_Aim_: Pictures within the data are to be left out; everything else must be reproduced exactly.

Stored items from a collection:
%%

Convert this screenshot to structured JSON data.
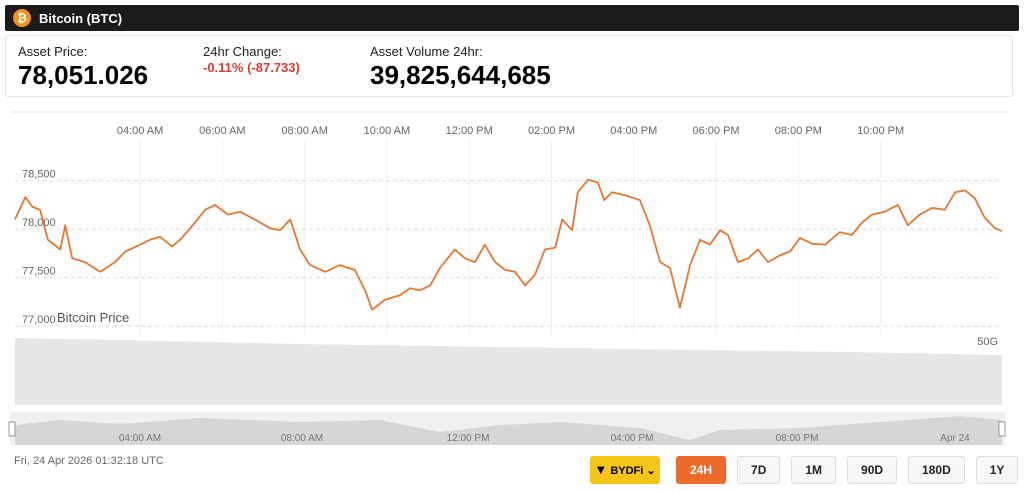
{
  "header": {
    "title": "Bitcoin (BTC)",
    "price_label": "Asset Price:",
    "price": "78,051.026",
    "change_label": "24hr Change:",
    "change": "-0.11% (-87.733)",
    "volume_label": "Asset Volume 24hr:",
    "volume": "39,825,644,685"
  },
  "chart_data": {
    "type": "line",
    "xlim": [
      0.96,
      24.95
    ],
    "xticks": [
      {
        "value": 4,
        "label": "04:00 AM"
      },
      {
        "value": 6,
        "label": "06:00 AM"
      },
      {
        "value": 8,
        "label": "08:00 AM"
      },
      {
        "value": 10,
        "label": "10:00 AM"
      },
      {
        "value": 12,
        "label": "12:00 PM"
      },
      {
        "value": 14,
        "label": "02:00 PM"
      },
      {
        "value": 16,
        "label": "04:00 PM"
      },
      {
        "value": 18,
        "label": "06:00 PM"
      },
      {
        "value": 20,
        "label": "08:00 PM"
      },
      {
        "value": 22,
        "label": "10:00 PM"
      }
    ],
    "ylim": [
      76960,
      78920
    ],
    "yticks": [
      {
        "value": 78500,
        "label": "78,500"
      },
      {
        "value": 78000,
        "label": "78,000"
      },
      {
        "value": 77500,
        "label": "77,500"
      },
      {
        "value": 77000,
        "label": "77,000"
      }
    ],
    "grid": true,
    "volume_axis_label": "50G",
    "x": [
      0.96,
      1.21,
      1.38,
      1.57,
      1.76,
      2.06,
      2.18,
      2.35,
      2.66,
      3.03,
      3.39,
      3.64,
      4.0,
      4.24,
      4.49,
      4.78,
      4.97,
      5.22,
      5.58,
      5.82,
      6.14,
      6.43,
      6.79,
      7.16,
      7.4,
      7.65,
      7.89,
      8.13,
      8.5,
      8.86,
      9.22,
      9.47,
      9.64,
      9.95,
      10.32,
      10.56,
      10.8,
      11.05,
      11.29,
      11.65,
      11.9,
      12.14,
      12.38,
      12.63,
      12.87,
      13.11,
      13.36,
      13.6,
      13.84,
      14.09,
      14.26,
      14.5,
      14.64,
      14.89,
      15.13,
      15.28,
      15.47,
      15.79,
      16.15,
      16.39,
      16.64,
      16.88,
      17.12,
      17.37,
      17.61,
      17.85,
      18.1,
      18.29,
      18.53,
      18.78,
      19.02,
      19.26,
      19.55,
      19.8,
      20.04,
      20.33,
      20.65,
      21.01,
      21.3,
      21.55,
      21.79,
      22.1,
      22.42,
      22.66,
      22.95,
      23.25,
      23.56,
      23.81,
      24.05,
      24.29,
      24.53,
      24.78,
      24.95
    ],
    "series": [
      {
        "name": "Bitcoin Price",
        "color": "#e8772e",
        "values": [
          78100,
          78330,
          78230,
          78200,
          77890,
          77790,
          78040,
          77700,
          77660,
          77560,
          77660,
          77770,
          77840,
          77890,
          77920,
          77820,
          77890,
          78010,
          78200,
          78250,
          78150,
          78180,
          78100,
          78010,
          77990,
          78100,
          77790,
          77630,
          77560,
          77630,
          77580,
          77370,
          77170,
          77270,
          77320,
          77390,
          77370,
          77420,
          77600,
          77790,
          77700,
          77660,
          77840,
          77660,
          77580,
          77560,
          77420,
          77530,
          77790,
          77810,
          78100,
          77990,
          78380,
          78510,
          78480,
          78300,
          78380,
          78350,
          78300,
          78040,
          77660,
          77600,
          77190,
          77630,
          77890,
          77840,
          77990,
          77940,
          77660,
          77700,
          77790,
          77660,
          77730,
          77770,
          77910,
          77850,
          77840,
          77970,
          77940,
          78070,
          78150,
          78180,
          78250,
          78040,
          78150,
          78220,
          78200,
          78380,
          78400,
          78320,
          78120,
          78010,
          77980
        ]
      }
    ]
  },
  "navigator_ticks": [
    "04:00 AM",
    "08:00 AM",
    "12:00 PM",
    "04:00 PM",
    "08:00 PM",
    "Apr 24"
  ],
  "footer": {
    "timestamp": "Fri, 24 Apr 2026 01:32:18 UTC",
    "exchange": "BYDFi",
    "ranges": [
      {
        "label": "24H",
        "active": true
      },
      {
        "label": "7D",
        "active": false
      },
      {
        "label": "1M",
        "active": false
      },
      {
        "label": "90D",
        "active": false
      },
      {
        "label": "180D",
        "active": false
      },
      {
        "label": "1Y",
        "active": false
      }
    ]
  }
}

%%

_Exercise result_:
Convert this screenshot to structured JSON data.
{
  "header": {
    "title": "Bitcoin (BTC)",
    "price_label": "Asset Price:",
    "price": "78,051.026",
    "change_label": "24hr Change:",
    "change": "-0.11% (-87.733)",
    "volume_label": "Asset Volume 24hr:",
    "volume": "39,825,644,685"
  },
  "chart_data": {
    "type": "line",
    "xlim": [
      0.96,
      24.95
    ],
    "xticks": [
      {
        "value": 4,
        "label": "04:00 AM"
      },
      {
        "value": 6,
        "label": "06:00 AM"
      },
      {
        "value": 8,
        "label": "08:00 AM"
      },
      {
        "value": 10,
        "label": "10:00 AM"
      },
      {
        "value": 12,
        "label": "12:00 PM"
      },
      {
        "value": 14,
        "label": "02:00 PM"
      },
      {
        "value": 16,
        "label": "04:00 PM"
      },
      {
        "value": 18,
        "label": "06:00 PM"
      },
      {
        "value": 20,
        "label": "08:00 PM"
      },
      {
        "value": 22,
        "label": "10:00 PM"
      }
    ],
    "ylim": [
      76960,
      78920
    ],
    "yticks": [
      {
        "value": 78500,
        "label": "78,500"
      },
      {
        "value": 78000,
        "label": "78,000"
      },
      {
        "value": 77500,
        "label": "77,500"
      },
      {
        "value": 77000,
        "label": "77,000"
      }
    ],
    "grid": true,
    "volume_axis_label": "50G",
    "x": [
      0.96,
      1.21,
      1.38,
      1.57,
      1.76,
      2.06,
      2.18,
      2.35,
      2.66,
      3.03,
      3.39,
      3.64,
      4.0,
      4.24,
      4.49,
      4.78,
      4.97,
      5.22,
      5.58,
      5.82,
      6.14,
      6.43,
      6.79,
      7.16,
      7.4,
      7.65,
      7.89,
      8.13,
      8.5,
      8.86,
      9.22,
      9.47,
      9.64,
      9.95,
      10.32,
      10.56,
      10.8,
      11.05,
      11.29,
      11.65,
      11.9,
      12.14,
      12.38,
      12.63,
      12.87,
      13.11,
      13.36,
      13.6,
      13.84,
      14.09,
      14.26,
      14.5,
      14.64,
      14.89,
      15.13,
      15.28,
      15.47,
      15.79,
      16.15,
      16.39,
      16.64,
      16.88,
      17.12,
      17.37,
      17.61,
      17.85,
      18.1,
      18.29,
      18.53,
      18.78,
      19.02,
      19.26,
      19.55,
      19.8,
      20.04,
      20.33,
      20.65,
      21.01,
      21.3,
      21.55,
      21.79,
      22.1,
      22.42,
      22.66,
      22.95,
      23.25,
      23.56,
      23.81,
      24.05,
      24.29,
      24.53,
      24.78,
      24.95
    ],
    "series": [
      {
        "name": "Bitcoin Price",
        "color": "#e8772e",
        "values": [
          78100,
          78330,
          78230,
          78200,
          77890,
          77790,
          78040,
          77700,
          77660,
          77560,
          77660,
          77770,
          77840,
          77890,
          77920,
          77820,
          77890,
          78010,
          78200,
          78250,
          78150,
          78180,
          78100,
          78010,
          77990,
          78100,
          77790,
          77630,
          77560,
          77630,
          77580,
          77370,
          77170,
          77270,
          77320,
          77390,
          77370,
          77420,
          77600,
          77790,
          77700,
          77660,
          77840,
          77660,
          77580,
          77560,
          77420,
          77530,
          77790,
          77810,
          78100,
          77990,
          78380,
          78510,
          78480,
          78300,
          78380,
          78350,
          78300,
          78040,
          77660,
          77600,
          77190,
          77630,
          77890,
          77840,
          77990,
          77940,
          77660,
          77700,
          77790,
          77660,
          77730,
          77770,
          77910,
          77850,
          77840,
          77970,
          77940,
          78070,
          78150,
          78180,
          78250,
          78040,
          78150,
          78220,
          78200,
          78380,
          78400,
          78320,
          78120,
          78010,
          77980
        ]
      }
    ]
  },
  "navigator_ticks": [
    "04:00 AM",
    "08:00 AM",
    "12:00 PM",
    "04:00 PM",
    "08:00 PM",
    "Apr 24"
  ],
  "footer": {
    "timestamp": "Fri, 24 Apr 2026 01:32:18 UTC",
    "exchange": "BYDFi",
    "ranges": [
      {
        "label": "24H",
        "active": true
      },
      {
        "label": "7D",
        "active": false
      },
      {
        "label": "1M",
        "active": false
      },
      {
        "label": "90D",
        "active": false
      },
      {
        "label": "180D",
        "active": false
      },
      {
        "label": "1Y",
        "active": false
      }
    ]
  }
}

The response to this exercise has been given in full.